═══ DATA FOR PROCESSING ═══

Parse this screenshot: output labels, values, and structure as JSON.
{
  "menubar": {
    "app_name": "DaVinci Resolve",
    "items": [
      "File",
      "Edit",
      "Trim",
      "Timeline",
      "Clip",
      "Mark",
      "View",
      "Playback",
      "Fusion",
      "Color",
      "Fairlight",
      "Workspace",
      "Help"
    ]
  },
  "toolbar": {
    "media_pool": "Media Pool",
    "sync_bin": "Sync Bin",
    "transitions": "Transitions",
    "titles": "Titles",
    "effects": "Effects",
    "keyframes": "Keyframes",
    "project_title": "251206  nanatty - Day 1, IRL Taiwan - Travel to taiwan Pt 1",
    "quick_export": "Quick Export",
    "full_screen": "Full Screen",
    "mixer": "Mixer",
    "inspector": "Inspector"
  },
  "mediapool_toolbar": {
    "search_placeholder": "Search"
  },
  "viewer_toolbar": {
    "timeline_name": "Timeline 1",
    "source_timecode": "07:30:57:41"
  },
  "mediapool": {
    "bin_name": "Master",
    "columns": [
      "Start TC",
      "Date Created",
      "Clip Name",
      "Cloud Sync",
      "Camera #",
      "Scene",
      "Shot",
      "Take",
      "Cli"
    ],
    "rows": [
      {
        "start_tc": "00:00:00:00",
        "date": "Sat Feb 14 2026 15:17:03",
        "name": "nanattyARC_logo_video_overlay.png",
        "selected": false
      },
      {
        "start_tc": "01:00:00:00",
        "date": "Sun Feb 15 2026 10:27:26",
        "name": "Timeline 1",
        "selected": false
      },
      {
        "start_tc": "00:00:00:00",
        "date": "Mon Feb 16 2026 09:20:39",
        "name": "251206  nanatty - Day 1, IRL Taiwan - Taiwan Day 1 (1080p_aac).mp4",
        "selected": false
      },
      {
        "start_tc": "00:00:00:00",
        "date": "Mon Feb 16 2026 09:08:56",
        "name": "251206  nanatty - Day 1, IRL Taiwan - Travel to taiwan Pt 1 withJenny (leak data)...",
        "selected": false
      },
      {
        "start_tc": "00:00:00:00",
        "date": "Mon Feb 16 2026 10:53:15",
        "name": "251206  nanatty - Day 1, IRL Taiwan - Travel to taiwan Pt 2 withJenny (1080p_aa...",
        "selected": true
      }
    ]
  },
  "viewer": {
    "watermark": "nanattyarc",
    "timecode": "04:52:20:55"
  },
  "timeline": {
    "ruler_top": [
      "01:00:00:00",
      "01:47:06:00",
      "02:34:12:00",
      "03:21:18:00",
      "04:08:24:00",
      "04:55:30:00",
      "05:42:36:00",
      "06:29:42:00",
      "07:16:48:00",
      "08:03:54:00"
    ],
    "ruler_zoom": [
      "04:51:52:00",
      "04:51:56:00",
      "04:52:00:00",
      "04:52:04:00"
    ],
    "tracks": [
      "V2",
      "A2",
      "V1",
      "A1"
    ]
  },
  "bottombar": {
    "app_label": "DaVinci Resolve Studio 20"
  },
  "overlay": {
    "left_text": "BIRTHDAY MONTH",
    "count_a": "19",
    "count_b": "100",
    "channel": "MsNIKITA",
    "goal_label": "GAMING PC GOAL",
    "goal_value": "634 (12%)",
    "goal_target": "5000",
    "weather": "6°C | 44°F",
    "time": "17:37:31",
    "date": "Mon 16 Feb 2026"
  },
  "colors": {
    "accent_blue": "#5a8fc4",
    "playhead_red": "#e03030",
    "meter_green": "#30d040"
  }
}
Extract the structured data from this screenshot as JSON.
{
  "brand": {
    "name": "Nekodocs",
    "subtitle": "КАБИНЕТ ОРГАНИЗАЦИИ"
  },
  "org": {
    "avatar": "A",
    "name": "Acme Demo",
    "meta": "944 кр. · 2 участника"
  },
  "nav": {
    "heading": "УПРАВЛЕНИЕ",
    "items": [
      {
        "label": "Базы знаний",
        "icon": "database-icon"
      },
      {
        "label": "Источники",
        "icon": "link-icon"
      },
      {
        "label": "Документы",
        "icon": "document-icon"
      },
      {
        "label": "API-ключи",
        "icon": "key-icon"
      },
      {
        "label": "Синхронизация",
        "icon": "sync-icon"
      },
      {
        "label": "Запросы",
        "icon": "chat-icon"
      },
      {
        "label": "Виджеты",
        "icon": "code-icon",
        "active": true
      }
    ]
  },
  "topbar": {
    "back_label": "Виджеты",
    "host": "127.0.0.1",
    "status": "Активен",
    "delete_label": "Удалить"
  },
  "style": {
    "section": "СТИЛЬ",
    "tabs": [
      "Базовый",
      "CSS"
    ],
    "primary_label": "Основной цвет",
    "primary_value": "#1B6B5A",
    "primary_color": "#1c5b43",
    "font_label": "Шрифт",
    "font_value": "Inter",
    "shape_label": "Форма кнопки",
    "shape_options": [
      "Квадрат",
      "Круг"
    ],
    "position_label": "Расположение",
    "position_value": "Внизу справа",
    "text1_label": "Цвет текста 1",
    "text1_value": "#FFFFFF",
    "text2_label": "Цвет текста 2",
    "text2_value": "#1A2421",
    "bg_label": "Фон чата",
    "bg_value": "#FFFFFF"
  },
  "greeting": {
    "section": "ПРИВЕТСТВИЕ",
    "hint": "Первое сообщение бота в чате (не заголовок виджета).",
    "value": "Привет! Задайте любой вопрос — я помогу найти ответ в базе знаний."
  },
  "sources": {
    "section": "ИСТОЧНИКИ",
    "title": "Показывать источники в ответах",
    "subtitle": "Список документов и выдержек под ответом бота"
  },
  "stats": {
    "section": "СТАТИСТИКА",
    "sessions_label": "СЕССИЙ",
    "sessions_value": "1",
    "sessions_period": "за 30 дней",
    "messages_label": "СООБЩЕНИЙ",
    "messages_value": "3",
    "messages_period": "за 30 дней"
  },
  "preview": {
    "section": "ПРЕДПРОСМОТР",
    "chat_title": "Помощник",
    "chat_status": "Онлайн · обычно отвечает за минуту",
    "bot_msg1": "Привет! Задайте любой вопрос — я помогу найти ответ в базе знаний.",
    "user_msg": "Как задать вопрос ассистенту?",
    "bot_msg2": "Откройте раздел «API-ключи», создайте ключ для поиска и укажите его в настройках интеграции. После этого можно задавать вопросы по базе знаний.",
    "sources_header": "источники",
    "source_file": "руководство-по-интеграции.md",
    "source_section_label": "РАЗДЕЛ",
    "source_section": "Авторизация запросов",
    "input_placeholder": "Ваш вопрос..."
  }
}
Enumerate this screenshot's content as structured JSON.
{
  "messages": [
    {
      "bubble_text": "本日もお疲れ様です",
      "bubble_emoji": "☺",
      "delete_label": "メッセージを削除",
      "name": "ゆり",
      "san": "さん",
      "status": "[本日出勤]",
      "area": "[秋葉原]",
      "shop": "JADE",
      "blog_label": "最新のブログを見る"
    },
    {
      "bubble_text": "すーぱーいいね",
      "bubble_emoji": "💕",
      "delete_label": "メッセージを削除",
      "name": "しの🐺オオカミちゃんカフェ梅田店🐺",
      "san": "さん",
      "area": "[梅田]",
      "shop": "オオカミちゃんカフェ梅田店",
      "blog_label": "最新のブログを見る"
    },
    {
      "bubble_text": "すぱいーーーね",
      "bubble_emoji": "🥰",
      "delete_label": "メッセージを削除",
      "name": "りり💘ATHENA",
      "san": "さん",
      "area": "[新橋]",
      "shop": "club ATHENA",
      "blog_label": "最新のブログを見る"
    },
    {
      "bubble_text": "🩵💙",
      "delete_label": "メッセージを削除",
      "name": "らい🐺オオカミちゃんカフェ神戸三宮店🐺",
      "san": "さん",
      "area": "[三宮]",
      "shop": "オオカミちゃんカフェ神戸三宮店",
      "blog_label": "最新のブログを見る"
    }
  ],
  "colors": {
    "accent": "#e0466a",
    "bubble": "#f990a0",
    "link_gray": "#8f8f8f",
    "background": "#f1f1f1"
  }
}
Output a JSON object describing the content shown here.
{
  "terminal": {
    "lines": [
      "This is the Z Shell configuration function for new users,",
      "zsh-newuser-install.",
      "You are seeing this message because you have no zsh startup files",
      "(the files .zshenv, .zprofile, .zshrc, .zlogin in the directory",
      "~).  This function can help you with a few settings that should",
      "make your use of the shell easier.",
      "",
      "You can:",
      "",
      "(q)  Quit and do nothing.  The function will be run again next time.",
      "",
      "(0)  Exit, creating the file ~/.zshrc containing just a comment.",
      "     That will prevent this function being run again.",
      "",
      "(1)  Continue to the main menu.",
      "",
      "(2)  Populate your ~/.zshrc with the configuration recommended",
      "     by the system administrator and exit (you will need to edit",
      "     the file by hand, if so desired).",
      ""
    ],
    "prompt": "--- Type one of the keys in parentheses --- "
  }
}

═══

[TO BE DONE]
State only the count of lines above that hold the string "files".

[EXERCISE OUTPUT]
2